Boxed element entries:

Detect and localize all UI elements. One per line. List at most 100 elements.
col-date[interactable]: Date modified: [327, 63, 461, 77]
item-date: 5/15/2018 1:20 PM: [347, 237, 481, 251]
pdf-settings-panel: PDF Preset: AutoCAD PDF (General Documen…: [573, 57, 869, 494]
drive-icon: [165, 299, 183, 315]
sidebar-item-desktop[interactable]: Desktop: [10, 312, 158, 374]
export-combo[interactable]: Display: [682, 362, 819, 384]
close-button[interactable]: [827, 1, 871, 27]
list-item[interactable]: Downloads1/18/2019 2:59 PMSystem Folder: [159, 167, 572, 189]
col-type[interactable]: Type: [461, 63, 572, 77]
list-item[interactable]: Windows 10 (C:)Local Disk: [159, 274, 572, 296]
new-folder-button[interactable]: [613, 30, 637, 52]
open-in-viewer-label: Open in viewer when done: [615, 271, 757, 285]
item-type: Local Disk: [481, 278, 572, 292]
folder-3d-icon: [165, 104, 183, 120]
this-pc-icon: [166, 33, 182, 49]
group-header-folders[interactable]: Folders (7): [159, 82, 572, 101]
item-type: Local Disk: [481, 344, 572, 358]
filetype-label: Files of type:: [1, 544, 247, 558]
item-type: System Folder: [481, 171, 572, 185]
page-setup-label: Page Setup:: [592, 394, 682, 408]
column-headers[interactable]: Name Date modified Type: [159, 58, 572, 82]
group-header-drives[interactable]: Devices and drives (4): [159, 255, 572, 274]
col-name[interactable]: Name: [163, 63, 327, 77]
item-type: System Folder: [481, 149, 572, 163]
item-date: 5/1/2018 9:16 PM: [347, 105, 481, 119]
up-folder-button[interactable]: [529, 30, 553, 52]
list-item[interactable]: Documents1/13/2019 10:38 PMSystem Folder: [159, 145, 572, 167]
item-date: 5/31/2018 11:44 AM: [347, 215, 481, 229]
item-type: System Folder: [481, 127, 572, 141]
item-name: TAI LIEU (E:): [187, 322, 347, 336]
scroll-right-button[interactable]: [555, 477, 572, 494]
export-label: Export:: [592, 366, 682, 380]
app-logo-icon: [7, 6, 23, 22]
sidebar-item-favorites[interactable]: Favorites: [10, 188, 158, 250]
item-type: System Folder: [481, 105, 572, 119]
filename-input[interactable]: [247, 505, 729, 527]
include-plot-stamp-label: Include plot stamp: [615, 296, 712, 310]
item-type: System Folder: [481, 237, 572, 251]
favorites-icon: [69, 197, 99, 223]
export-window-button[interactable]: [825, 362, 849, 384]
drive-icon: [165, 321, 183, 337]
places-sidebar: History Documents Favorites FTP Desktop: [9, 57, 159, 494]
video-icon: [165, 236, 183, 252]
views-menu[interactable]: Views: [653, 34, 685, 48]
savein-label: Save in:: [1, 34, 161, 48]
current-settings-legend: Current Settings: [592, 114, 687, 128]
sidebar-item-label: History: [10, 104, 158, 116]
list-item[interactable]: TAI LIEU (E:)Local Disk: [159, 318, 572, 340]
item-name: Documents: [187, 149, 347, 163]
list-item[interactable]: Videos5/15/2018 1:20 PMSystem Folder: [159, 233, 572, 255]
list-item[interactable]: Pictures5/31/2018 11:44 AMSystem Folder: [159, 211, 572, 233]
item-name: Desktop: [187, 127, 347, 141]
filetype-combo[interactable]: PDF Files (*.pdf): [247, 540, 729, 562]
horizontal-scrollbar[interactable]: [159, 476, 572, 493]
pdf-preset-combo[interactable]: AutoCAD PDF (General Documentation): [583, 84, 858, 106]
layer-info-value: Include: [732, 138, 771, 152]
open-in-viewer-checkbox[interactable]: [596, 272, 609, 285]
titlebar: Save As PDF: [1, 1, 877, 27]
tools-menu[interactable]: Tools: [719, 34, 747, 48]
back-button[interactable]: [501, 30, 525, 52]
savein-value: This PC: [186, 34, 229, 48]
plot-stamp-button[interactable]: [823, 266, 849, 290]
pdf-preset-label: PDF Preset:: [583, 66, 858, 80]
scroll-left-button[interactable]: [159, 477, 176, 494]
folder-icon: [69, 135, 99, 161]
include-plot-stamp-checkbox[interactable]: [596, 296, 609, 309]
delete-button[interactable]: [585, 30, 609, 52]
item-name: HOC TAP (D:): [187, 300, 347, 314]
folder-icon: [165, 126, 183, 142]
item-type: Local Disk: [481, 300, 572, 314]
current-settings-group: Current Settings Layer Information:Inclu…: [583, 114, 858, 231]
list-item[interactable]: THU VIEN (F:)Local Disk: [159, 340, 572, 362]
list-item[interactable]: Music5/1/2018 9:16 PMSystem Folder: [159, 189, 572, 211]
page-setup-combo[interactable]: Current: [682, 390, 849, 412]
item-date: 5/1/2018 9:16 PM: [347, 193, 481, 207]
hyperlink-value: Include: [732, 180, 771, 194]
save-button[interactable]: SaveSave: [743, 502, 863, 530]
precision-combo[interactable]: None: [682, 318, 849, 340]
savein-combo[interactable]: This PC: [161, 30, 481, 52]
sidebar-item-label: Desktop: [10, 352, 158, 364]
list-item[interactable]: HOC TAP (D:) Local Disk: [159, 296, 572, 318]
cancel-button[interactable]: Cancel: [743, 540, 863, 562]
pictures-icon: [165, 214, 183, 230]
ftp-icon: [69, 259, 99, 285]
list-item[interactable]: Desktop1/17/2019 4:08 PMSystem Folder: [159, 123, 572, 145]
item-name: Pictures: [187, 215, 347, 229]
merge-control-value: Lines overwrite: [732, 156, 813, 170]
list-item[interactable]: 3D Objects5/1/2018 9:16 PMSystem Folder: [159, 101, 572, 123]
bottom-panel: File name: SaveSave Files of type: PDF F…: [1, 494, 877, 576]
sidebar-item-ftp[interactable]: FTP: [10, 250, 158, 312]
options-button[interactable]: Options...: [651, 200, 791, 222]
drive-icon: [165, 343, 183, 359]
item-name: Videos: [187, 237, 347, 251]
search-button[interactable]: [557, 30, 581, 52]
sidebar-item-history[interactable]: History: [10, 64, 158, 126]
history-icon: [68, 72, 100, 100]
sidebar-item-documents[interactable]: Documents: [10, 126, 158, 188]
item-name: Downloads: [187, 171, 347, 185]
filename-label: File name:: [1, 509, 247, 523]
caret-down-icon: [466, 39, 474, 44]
...
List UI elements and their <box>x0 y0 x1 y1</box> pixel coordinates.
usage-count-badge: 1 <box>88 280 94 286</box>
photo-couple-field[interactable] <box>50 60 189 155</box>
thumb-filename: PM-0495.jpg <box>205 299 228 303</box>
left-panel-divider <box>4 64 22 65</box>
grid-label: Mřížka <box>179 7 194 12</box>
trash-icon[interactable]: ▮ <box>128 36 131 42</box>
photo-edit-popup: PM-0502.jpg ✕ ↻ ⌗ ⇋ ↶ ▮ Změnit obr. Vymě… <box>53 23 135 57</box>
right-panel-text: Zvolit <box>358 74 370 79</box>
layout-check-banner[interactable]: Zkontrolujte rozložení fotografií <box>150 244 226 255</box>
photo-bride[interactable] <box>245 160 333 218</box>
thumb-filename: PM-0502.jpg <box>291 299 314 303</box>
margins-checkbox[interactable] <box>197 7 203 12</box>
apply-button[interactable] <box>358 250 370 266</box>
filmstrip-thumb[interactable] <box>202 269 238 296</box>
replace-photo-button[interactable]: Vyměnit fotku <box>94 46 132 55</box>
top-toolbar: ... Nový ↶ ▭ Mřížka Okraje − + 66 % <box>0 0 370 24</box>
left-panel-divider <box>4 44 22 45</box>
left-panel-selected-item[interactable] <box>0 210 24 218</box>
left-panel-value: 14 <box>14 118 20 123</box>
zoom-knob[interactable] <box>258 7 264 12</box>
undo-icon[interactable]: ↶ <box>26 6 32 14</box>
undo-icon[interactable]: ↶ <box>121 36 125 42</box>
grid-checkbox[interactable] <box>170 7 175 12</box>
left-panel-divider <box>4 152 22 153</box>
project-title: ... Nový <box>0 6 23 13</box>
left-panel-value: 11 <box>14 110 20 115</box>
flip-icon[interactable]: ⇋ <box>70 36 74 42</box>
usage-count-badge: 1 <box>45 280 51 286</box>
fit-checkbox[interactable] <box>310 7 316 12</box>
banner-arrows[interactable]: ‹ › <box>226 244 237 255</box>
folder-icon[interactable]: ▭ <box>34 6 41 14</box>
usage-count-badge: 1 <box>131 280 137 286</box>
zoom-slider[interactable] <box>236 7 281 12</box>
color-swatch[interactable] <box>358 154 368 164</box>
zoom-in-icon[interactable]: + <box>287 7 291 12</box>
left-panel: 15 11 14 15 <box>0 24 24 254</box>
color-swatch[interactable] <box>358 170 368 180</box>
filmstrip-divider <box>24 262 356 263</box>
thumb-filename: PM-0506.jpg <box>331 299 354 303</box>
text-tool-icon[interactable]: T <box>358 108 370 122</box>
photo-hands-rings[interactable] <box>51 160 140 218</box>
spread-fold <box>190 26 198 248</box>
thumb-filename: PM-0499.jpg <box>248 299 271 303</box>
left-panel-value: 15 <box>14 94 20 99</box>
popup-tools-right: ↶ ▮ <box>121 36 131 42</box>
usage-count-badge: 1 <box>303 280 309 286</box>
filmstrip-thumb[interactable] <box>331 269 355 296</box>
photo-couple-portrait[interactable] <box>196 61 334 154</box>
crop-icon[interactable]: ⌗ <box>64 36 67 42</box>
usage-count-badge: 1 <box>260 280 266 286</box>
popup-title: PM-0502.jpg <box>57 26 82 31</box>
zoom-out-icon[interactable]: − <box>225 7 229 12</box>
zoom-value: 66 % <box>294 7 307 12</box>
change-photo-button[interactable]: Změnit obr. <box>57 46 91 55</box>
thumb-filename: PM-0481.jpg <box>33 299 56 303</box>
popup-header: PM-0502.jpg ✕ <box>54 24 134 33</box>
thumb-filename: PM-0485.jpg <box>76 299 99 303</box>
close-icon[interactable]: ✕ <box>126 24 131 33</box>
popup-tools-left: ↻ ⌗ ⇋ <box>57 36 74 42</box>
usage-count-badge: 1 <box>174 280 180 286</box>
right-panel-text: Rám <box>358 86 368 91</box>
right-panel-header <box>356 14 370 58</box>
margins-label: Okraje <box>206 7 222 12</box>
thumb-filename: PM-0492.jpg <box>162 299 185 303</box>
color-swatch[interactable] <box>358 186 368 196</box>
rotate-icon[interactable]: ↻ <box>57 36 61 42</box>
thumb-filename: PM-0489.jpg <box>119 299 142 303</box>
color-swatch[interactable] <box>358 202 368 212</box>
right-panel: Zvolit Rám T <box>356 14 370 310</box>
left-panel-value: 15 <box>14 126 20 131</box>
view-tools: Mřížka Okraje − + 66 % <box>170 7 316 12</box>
==
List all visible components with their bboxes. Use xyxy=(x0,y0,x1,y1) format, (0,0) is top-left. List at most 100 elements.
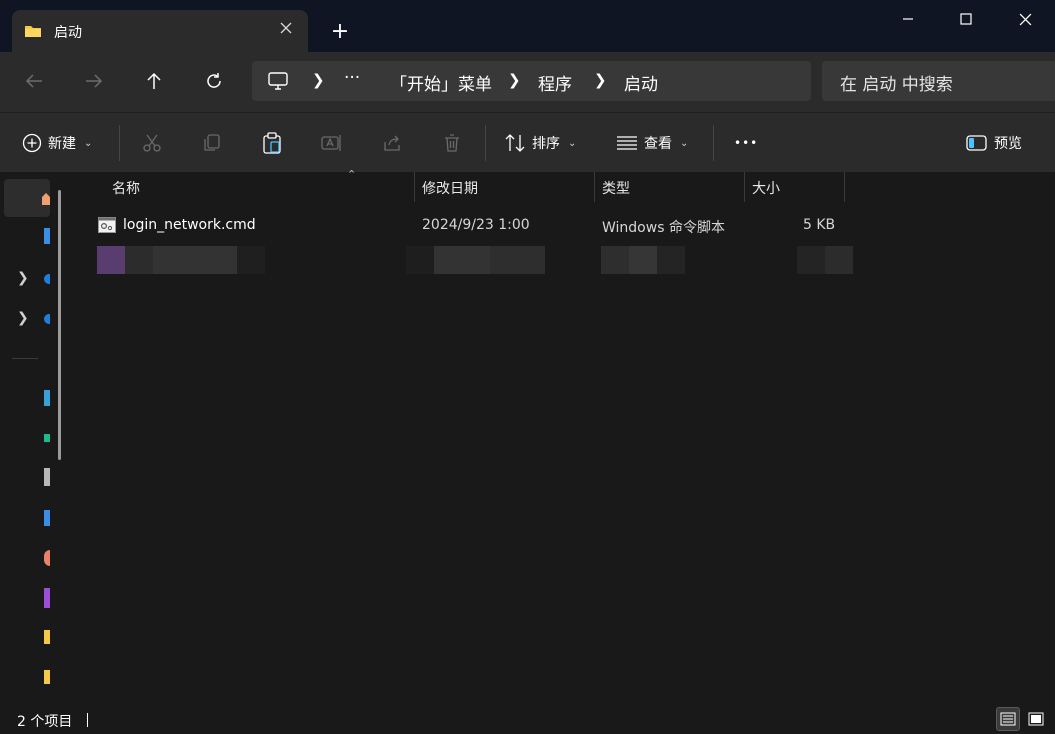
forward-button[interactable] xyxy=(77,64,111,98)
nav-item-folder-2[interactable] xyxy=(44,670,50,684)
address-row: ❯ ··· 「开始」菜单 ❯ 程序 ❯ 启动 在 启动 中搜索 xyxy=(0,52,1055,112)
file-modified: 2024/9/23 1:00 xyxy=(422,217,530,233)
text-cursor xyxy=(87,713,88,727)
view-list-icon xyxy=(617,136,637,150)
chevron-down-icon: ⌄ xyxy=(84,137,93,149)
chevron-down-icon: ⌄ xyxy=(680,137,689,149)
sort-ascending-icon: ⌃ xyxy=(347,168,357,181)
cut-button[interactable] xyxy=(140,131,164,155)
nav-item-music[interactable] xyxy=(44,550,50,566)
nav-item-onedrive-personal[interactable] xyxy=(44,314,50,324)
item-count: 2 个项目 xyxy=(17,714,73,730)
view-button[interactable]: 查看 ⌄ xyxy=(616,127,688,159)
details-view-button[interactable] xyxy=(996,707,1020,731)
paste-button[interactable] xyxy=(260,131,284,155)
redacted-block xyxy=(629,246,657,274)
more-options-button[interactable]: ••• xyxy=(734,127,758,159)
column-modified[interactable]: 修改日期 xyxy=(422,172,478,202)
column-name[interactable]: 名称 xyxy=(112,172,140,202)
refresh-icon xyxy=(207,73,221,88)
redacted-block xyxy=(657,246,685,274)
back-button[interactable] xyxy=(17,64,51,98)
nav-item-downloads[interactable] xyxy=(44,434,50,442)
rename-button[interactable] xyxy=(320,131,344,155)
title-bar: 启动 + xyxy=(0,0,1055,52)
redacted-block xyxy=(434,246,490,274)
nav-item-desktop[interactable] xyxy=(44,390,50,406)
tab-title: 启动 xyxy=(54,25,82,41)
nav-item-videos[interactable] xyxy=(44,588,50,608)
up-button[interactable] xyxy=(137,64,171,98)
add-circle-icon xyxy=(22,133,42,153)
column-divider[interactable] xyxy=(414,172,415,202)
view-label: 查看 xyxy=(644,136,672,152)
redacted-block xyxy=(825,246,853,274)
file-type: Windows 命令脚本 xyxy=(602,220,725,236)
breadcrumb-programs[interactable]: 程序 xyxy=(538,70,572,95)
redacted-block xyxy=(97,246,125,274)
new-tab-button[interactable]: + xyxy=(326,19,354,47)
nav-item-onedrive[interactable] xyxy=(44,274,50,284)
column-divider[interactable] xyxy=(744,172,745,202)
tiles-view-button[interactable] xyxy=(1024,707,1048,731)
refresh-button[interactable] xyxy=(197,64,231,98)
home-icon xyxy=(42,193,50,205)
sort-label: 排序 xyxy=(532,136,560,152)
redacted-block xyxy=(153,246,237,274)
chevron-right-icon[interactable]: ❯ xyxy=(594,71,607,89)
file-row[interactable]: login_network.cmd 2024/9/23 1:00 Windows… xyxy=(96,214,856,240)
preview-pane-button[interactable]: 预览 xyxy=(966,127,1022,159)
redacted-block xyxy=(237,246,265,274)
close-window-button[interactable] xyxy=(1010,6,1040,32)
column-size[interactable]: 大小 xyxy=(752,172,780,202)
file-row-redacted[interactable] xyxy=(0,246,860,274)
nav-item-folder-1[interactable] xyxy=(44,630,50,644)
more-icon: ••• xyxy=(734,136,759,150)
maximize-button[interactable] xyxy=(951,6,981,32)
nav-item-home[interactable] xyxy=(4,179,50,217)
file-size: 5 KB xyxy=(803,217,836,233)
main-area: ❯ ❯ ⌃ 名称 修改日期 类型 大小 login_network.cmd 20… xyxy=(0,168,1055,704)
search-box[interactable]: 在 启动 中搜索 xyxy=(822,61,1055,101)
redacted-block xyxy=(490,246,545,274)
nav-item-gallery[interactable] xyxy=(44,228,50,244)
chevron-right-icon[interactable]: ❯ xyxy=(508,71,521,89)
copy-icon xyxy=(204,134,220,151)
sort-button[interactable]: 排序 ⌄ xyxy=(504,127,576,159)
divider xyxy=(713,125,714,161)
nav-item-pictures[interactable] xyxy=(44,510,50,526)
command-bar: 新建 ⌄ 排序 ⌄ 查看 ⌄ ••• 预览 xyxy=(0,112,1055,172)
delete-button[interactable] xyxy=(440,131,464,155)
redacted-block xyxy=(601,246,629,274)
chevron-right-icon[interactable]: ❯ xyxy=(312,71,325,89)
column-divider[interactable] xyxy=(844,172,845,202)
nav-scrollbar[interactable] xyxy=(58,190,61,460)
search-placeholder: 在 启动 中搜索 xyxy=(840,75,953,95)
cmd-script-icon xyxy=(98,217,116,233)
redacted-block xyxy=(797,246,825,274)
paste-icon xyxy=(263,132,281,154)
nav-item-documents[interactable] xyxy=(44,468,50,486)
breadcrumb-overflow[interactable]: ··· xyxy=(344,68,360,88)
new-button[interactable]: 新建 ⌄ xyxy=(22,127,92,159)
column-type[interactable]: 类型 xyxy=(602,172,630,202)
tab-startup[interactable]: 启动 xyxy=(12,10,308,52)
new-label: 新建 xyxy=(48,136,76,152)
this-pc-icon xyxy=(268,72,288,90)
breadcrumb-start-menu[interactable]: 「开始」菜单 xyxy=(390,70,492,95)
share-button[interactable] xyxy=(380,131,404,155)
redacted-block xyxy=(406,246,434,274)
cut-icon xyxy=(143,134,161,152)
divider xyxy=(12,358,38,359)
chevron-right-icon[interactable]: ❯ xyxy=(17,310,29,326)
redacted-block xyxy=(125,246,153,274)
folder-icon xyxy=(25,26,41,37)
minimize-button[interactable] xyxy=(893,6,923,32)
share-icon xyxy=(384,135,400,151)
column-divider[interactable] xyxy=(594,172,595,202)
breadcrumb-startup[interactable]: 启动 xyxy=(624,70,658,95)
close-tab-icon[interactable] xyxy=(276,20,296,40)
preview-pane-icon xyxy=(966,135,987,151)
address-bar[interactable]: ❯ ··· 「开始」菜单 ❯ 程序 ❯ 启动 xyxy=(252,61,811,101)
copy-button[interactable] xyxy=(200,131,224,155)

== Instruction ==
Repeat the lines of the listing above without changes, starting at the line that contains "forward-button[interactable] xyxy=(77,64,111,98)" and ending at the line that contains "text-cursor xyxy=(87,713,88,727)", both included.

== The answer ==
forward-button[interactable] xyxy=(77,64,111,98)
nav-item-folder-2[interactable] xyxy=(44,670,50,684)
address-row: ❯ ··· 「开始」菜单 ❯ 程序 ❯ 启动 在 启动 中搜索 xyxy=(0,52,1055,112)
file-modified: 2024/9/23 1:00 xyxy=(422,217,530,233)
text-cursor xyxy=(87,713,88,727)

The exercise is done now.